» Task brief: Filter the records below, keeping only lines with the string "suicide".
[Data records — start]
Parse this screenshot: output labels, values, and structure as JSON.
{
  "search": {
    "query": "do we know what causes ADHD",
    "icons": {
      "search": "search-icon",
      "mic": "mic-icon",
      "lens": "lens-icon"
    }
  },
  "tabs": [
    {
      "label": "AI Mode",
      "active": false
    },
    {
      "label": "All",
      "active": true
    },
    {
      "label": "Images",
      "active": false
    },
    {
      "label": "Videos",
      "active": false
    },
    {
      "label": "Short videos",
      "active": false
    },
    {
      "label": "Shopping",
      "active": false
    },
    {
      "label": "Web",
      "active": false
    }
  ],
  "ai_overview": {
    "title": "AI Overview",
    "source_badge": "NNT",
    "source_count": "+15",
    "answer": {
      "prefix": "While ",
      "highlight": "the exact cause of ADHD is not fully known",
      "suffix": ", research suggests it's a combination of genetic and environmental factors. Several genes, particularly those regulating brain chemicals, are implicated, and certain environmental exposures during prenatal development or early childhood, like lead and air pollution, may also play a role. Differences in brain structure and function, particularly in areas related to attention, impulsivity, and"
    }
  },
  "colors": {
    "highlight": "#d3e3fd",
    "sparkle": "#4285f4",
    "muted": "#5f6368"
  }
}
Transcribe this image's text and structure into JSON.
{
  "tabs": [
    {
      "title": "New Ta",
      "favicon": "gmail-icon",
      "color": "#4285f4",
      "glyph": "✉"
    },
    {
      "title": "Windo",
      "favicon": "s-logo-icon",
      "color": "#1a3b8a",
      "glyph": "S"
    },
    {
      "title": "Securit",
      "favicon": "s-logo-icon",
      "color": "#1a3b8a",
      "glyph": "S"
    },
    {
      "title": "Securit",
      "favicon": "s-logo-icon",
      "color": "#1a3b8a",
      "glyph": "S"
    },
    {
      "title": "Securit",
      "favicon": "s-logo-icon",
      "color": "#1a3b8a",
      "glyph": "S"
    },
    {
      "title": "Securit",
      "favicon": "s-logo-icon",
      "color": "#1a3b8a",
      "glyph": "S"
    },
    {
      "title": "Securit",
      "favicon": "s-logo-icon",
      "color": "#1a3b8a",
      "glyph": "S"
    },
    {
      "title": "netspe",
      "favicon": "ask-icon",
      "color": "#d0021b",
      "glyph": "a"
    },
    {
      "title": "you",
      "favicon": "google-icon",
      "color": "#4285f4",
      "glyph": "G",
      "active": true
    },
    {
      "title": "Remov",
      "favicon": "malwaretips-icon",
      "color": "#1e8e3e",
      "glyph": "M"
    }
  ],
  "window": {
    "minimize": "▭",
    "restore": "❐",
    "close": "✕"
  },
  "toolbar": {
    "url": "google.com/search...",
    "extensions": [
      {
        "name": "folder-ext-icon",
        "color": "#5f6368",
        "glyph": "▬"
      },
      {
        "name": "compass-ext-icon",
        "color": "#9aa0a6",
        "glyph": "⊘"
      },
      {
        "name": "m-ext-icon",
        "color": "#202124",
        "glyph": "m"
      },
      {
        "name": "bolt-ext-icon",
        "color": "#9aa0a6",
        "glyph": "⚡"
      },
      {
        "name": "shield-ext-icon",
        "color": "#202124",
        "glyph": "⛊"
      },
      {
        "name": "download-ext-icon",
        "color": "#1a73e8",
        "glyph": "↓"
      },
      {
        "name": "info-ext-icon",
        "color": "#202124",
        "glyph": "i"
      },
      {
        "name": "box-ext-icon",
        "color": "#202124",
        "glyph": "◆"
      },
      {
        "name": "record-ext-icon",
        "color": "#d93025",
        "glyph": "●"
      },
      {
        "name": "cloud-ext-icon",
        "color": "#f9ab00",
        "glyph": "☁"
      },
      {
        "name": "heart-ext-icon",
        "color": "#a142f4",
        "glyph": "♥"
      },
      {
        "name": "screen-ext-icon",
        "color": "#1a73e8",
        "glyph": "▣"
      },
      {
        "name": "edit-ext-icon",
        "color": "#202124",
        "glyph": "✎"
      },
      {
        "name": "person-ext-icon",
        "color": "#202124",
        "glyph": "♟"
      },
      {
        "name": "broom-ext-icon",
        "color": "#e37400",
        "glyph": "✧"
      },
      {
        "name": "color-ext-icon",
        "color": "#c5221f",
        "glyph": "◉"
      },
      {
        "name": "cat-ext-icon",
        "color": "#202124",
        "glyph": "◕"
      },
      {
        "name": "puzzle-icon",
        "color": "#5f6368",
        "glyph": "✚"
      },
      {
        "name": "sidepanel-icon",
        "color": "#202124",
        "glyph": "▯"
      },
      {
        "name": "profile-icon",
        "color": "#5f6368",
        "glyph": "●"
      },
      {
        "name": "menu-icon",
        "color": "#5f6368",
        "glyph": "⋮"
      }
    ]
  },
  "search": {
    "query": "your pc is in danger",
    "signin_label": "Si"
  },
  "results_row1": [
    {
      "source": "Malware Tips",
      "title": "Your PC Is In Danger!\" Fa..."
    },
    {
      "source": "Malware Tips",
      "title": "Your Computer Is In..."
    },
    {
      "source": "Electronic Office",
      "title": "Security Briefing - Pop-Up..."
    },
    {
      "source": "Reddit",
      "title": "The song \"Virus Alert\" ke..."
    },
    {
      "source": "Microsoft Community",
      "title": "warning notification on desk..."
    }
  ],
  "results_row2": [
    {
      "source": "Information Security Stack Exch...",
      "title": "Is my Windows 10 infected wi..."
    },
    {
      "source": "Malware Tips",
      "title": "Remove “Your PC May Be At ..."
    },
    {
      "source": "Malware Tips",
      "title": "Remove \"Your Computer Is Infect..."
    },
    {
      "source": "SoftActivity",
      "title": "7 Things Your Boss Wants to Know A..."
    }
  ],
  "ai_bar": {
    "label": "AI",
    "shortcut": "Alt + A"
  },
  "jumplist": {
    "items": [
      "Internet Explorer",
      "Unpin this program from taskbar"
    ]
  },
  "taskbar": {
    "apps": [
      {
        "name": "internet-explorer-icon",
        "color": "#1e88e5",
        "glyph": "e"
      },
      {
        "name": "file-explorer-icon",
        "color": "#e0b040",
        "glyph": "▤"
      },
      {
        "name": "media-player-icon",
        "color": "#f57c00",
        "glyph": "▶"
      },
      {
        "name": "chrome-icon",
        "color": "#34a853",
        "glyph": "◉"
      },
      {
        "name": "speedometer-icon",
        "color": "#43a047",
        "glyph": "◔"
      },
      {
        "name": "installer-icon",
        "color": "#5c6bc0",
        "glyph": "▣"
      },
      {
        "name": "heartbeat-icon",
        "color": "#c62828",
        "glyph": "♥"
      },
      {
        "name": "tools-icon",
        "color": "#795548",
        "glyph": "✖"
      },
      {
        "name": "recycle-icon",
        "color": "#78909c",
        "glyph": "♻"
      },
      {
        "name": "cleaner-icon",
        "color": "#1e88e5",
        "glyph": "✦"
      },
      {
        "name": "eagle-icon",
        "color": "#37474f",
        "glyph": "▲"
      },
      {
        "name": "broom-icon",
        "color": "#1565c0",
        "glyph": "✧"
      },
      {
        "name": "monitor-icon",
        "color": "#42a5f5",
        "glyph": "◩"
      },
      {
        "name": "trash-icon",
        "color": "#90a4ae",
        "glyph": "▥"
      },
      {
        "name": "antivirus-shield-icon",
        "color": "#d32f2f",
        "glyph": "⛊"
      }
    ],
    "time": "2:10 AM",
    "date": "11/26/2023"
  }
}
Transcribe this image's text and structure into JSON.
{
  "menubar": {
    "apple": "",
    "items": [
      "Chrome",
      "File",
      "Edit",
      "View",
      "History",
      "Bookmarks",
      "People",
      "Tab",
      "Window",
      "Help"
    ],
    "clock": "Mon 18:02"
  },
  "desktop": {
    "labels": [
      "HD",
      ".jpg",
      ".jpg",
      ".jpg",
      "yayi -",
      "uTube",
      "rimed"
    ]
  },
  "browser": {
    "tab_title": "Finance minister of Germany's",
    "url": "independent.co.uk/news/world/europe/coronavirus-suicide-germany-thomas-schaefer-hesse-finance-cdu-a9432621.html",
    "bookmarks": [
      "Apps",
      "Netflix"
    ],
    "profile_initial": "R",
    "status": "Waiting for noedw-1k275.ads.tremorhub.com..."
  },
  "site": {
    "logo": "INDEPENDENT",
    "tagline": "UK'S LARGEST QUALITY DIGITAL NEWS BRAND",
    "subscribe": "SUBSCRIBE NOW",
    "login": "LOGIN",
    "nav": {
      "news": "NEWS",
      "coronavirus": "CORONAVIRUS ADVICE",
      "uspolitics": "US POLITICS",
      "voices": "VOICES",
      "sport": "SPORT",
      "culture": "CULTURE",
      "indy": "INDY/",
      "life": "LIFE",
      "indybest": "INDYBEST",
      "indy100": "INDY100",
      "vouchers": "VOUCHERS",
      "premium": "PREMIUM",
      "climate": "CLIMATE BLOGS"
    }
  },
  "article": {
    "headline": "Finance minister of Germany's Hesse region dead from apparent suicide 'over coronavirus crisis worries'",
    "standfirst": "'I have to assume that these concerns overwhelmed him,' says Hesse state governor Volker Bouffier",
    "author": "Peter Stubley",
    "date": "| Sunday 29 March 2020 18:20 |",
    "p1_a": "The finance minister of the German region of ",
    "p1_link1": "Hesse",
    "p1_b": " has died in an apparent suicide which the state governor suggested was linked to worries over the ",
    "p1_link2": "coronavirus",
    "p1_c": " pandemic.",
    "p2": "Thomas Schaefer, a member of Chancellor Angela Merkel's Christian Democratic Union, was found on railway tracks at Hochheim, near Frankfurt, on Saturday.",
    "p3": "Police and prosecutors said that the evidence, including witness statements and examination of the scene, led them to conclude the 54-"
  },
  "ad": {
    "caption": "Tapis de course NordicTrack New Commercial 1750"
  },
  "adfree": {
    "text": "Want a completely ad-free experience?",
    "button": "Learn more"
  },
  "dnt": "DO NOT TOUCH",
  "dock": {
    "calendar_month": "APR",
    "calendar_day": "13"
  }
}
[Data records — finish]
» Written response:
    "url": "independent.co.uk/news/world/europe/coronavirus-suicide-germany-thomas-schaefer-hesse-finance-cdu-a9432621.html",
    "headline": "Finance minister of Germany's Hesse region dead from apparent suicide 'over coronavirus crisis worries'",
    "p1_b": " has died in an apparent suicide which the state governor suggested was linked to worries over the ",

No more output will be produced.